** Begin EXERCISE INPUTS **

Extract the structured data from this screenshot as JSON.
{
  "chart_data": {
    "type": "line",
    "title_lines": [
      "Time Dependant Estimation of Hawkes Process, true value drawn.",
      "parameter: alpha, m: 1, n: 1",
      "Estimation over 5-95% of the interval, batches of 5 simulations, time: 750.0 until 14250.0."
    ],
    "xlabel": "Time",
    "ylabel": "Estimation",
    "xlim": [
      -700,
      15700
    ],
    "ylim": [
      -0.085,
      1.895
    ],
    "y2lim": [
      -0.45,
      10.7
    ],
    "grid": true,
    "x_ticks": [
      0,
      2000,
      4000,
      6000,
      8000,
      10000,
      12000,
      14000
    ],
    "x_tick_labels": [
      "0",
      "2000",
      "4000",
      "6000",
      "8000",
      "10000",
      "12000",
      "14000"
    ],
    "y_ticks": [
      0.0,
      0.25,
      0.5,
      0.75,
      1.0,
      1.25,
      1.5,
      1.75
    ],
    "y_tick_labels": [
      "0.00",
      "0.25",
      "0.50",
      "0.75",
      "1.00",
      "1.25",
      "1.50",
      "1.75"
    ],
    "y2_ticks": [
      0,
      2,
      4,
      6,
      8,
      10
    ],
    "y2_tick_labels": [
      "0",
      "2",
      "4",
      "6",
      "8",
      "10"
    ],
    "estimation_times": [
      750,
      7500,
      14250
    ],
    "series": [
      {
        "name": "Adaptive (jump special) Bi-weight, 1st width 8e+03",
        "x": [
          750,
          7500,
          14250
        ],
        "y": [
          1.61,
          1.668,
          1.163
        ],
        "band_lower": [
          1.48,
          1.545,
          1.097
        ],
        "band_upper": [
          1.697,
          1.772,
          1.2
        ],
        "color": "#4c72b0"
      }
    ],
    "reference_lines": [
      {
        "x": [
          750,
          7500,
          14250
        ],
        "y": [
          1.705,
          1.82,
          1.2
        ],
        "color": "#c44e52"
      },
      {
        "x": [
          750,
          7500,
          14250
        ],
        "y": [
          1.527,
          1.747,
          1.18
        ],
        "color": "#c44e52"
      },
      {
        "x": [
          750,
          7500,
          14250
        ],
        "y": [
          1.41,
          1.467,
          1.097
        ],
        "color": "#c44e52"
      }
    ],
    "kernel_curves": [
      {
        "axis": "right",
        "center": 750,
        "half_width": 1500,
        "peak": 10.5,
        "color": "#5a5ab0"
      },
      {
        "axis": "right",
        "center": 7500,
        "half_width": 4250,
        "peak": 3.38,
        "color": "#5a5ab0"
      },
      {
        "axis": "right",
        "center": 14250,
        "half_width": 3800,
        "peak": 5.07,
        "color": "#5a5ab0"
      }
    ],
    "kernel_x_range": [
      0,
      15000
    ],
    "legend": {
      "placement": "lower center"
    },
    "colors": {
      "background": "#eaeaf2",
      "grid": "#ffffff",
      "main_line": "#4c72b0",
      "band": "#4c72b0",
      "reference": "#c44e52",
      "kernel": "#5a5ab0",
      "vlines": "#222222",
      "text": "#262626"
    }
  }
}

** End EXERCISE INPUTS **

§ **TO DO**:
Go over the data above and copy every line that has the word "center" in it.

§ **RIGHT ANSWER**:
        "center": 750,
        "center": 7500,
        "center": 14250,
      "placement": "lower center"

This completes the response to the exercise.